Challenge —
Provide a single number: the count of lines containing the string "cloth".
==========
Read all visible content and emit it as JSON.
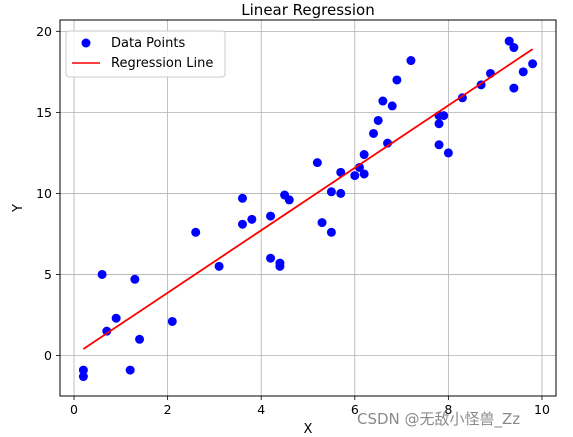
{
  "chart_data": {
    "type": "scatter",
    "title": "Linear Regression",
    "xlabel": "X",
    "ylabel": "Y",
    "xlim": [
      -0.3,
      10.3
    ],
    "ylim": [
      -2.5,
      20.7
    ],
    "xticks": [
      0,
      2,
      4,
      6,
      8,
      10
    ],
    "yticks": [
      0,
      5,
      10,
      15,
      20
    ],
    "grid": true,
    "legend_position": "top-left",
    "series": [
      {
        "name": "Data Points",
        "kind": "scatter",
        "color": "#0000ff",
        "points": [
          [
            0.2,
            -0.9
          ],
          [
            0.2,
            -1.3
          ],
          [
            0.6,
            5.0
          ],
          [
            0.7,
            1.5
          ],
          [
            0.9,
            2.3
          ],
          [
            1.2,
            -0.9
          ],
          [
            1.3,
            4.7
          ],
          [
            1.4,
            1.0
          ],
          [
            2.1,
            2.1
          ],
          [
            2.6,
            7.6
          ],
          [
            3.1,
            5.5
          ],
          [
            3.6,
            8.1
          ],
          [
            3.6,
            9.7
          ],
          [
            3.8,
            8.4
          ],
          [
            4.2,
            8.6
          ],
          [
            4.2,
            6.0
          ],
          [
            4.4,
            5.7
          ],
          [
            4.4,
            5.5
          ],
          [
            4.5,
            9.9
          ],
          [
            4.6,
            9.6
          ],
          [
            5.2,
            11.9
          ],
          [
            5.3,
            8.2
          ],
          [
            5.5,
            10.1
          ],
          [
            5.5,
            7.6
          ],
          [
            5.7,
            10.0
          ],
          [
            5.7,
            11.3
          ],
          [
            6.0,
            11.1
          ],
          [
            6.1,
            11.6
          ],
          [
            6.2,
            12.4
          ],
          [
            6.2,
            11.2
          ],
          [
            6.4,
            13.7
          ],
          [
            6.5,
            14.5
          ],
          [
            6.6,
            15.7
          ],
          [
            6.7,
            13.1
          ],
          [
            6.8,
            15.4
          ],
          [
            6.9,
            17.0
          ],
          [
            7.2,
            18.2
          ],
          [
            7.8,
            13.0
          ],
          [
            7.8,
            14.3
          ],
          [
            7.8,
            14.8
          ],
          [
            7.9,
            14.8
          ],
          [
            8.0,
            12.5
          ],
          [
            8.3,
            15.9
          ],
          [
            8.7,
            16.7
          ],
          [
            8.9,
            17.4
          ],
          [
            9.3,
            19.4
          ],
          [
            9.4,
            19.0
          ],
          [
            9.4,
            16.5
          ],
          [
            9.6,
            17.5
          ],
          [
            9.8,
            18.0
          ]
        ]
      },
      {
        "name": "Regression Line",
        "kind": "line",
        "color": "#ff0000",
        "points": [
          [
            0.2,
            0.4
          ],
          [
            9.8,
            18.9
          ]
        ]
      }
    ]
  },
  "watermark": "CSDN @无敌小怪兽_Zz"
}
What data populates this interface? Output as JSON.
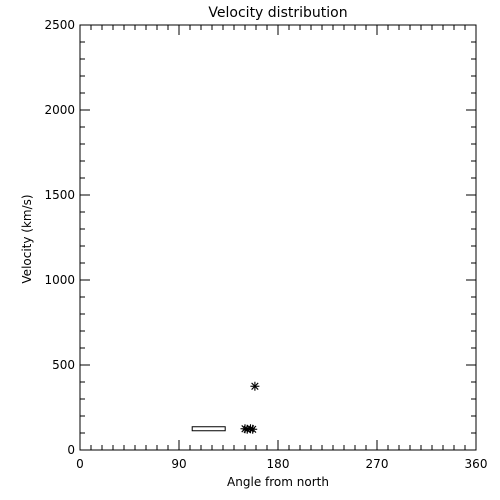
{
  "chart_data": {
    "type": "scatter",
    "title": "Velocity distribution",
    "xlabel": "Angle from north",
    "ylabel": "Velocity (km/s)",
    "xlim": [
      0,
      360
    ],
    "ylim": [
      0,
      2500
    ],
    "x_ticks": [
      "0",
      "90",
      "180",
      "270",
      "360"
    ],
    "y_ticks": [
      "0",
      "500",
      "1000",
      "1500",
      "2000",
      "2500"
    ],
    "grid": false,
    "points": [
      {
        "x": 159,
        "y": 375,
        "marker": "asterisk"
      },
      {
        "x": 150,
        "y": 125,
        "marker": "asterisk"
      },
      {
        "x": 152,
        "y": 122,
        "marker": "asterisk"
      },
      {
        "x": 155,
        "y": 125,
        "marker": "asterisk"
      },
      {
        "x": 157,
        "y": 122,
        "marker": "asterisk"
      }
    ],
    "ranges": [
      {
        "x_start": 102,
        "x_end": 132,
        "y": 125,
        "marker": "bar"
      }
    ]
  }
}
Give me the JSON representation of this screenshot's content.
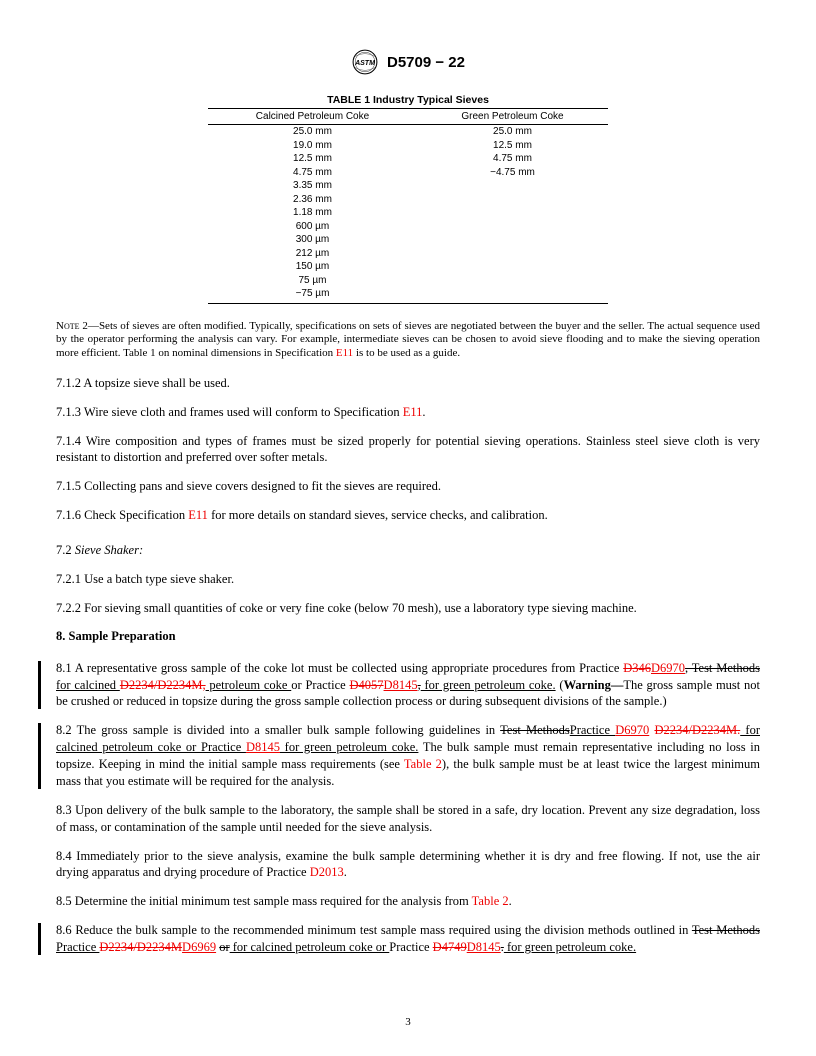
{
  "header": {
    "designation": "D5709 − 22"
  },
  "table1": {
    "title": "TABLE 1 Industry Typical Sieves",
    "col1_header": "Calcined Petroleum Coke",
    "col2_header": "Green Petroleum Coke",
    "rows": [
      {
        "c1": "25.0 mm",
        "c2": "25.0 mm"
      },
      {
        "c1": "19.0 mm",
        "c2": "12.5 mm"
      },
      {
        "c1": "12.5 mm",
        "c2": "4.75 mm"
      },
      {
        "c1": "4.75 mm",
        "c2": "−4.75 mm"
      },
      {
        "c1": "3.35 mm",
        "c2": ""
      },
      {
        "c1": "2.36 mm",
        "c2": ""
      },
      {
        "c1": "1.18 mm",
        "c2": ""
      },
      {
        "c1": "600 µm",
        "c2": ""
      },
      {
        "c1": "300 µm",
        "c2": ""
      },
      {
        "c1": "212 µm",
        "c2": ""
      },
      {
        "c1": "150 µm",
        "c2": ""
      },
      {
        "c1": "75 µm",
        "c2": ""
      },
      {
        "c1": "−75 µm",
        "c2": ""
      }
    ]
  },
  "note2": {
    "label": "Note 2—",
    "text_before": "Sets of sieves are often modified. Typically, specifications on sets of sieves are negotiated between the buyer and the seller. The actual sequence used by the operator performing the analysis can vary. For example, intermediate sieves can be chosen to avoid sieve flooding and to make the sieving operation more efficient. Table 1 on nominal dimensions in Specification ",
    "link1": "E11",
    "text_after": " is to be used as a guide."
  },
  "p712": {
    "num": "7.1.2",
    "text": " A topsize sieve shall be used."
  },
  "p713": {
    "num": "7.1.3",
    "text_before": " Wire sieve cloth and frames used will conform to Specification ",
    "link": "E11",
    "text_after": "."
  },
  "p714": {
    "num": "7.1.4",
    "text": " Wire composition and types of frames must be sized properly for potential sieving operations. Stainless steel sieve cloth is very resistant to distortion and preferred over softer metals."
  },
  "p715": {
    "num": "7.1.5",
    "text": " Collecting pans and sieve covers designed to fit the sieves are required."
  },
  "p716": {
    "num": "7.1.6",
    "text_before": " Check Specification ",
    "link": "E11",
    "text_after": " for more details on standard sieves, service checks, and calibration."
  },
  "p72": {
    "num": "7.2",
    "text": "Sieve Shaker:"
  },
  "p721": {
    "num": "7.2.1",
    "text": " Use a batch type sieve shaker."
  },
  "p722": {
    "num": "7.2.2",
    "text": " For sieving small quantities of coke or very fine coke (below 70 mesh), use a laboratory type sieving machine."
  },
  "sec8": {
    "title": "8.  Sample Preparation"
  },
  "p81": {
    "num": "8.1",
    "t1": " A representative gross sample of the coke lot must be collected using appropriate procedures from Practice ",
    "s1": "D346",
    "u1": "D6970",
    "s2": ", Test Methods",
    "u2": " for calcined ",
    "s3": "D2234/D2234M,",
    "u3": " petroleum coke ",
    "t2": "or Practice ",
    "s4": "D4057",
    "u4": "D8145",
    "s5": ",",
    "u5": " for green petroleum coke.",
    "t3": " (",
    "warn": "Warning—",
    "t4": "The gross sample must not be crushed or reduced in topsize during the gross sample collection process or during subsequent divisions of the sample.)"
  },
  "p82": {
    "num": "8.2",
    "t1": " The gross sample is divided into a smaller bulk sample following guidelines in ",
    "s1": "Test Methods",
    "u1": "Practice ",
    "l1": "D6970",
    "t2": " ",
    "s2": "D2234/D2234M.",
    "u2": " for calcined petroleum coke or Practice ",
    "l2": "D8145",
    "u3": " for green petroleum coke.",
    "t3": " The bulk sample must remain representative including no loss in topsize. Keeping in mind the initial sample mass requirements (see ",
    "l3": "Table 2",
    "t4": "), the bulk sample must be at least twice the largest minimum mass that you estimate will be required for the analysis."
  },
  "p83": {
    "num": "8.3",
    "text": " Upon delivery of the bulk sample to the laboratory, the sample shall be stored in a safe, dry location. Prevent any size degradation, loss of mass, or contamination of the sample until needed for the sieve analysis."
  },
  "p84": {
    "num": "8.4",
    "text_before": " Immediately prior to the sieve analysis, examine the bulk sample determining whether it is dry and free flowing. If not, use the air drying apparatus and drying procedure of Practice ",
    "link": "D2013",
    "text_after": "."
  },
  "p85": {
    "num": "8.5",
    "text_before": " Determine the initial minimum test sample mass required for the analysis from ",
    "link": "Table 2",
    "text_after": "."
  },
  "p86": {
    "num": "8.6",
    "t1": " Reduce the bulk sample to the recommended minimum test sample mass required using the division methods outlined in ",
    "s1": "Test Methods ",
    "u1": "Practice ",
    "s2": "D2234/D2234M",
    "u2": "D6969",
    "t2": " ",
    "s3": "or",
    "u3": " for calcined petroleum coke or ",
    "t3": "Practice ",
    "s4": "D4749",
    "u4": "D8145",
    "s5": ".",
    "u5": " for green petroleum coke."
  },
  "page_num": "3",
  "colors": {
    "link": "#ee0000",
    "text": "#000000",
    "background": "#ffffff"
  }
}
==========
Full solution —
2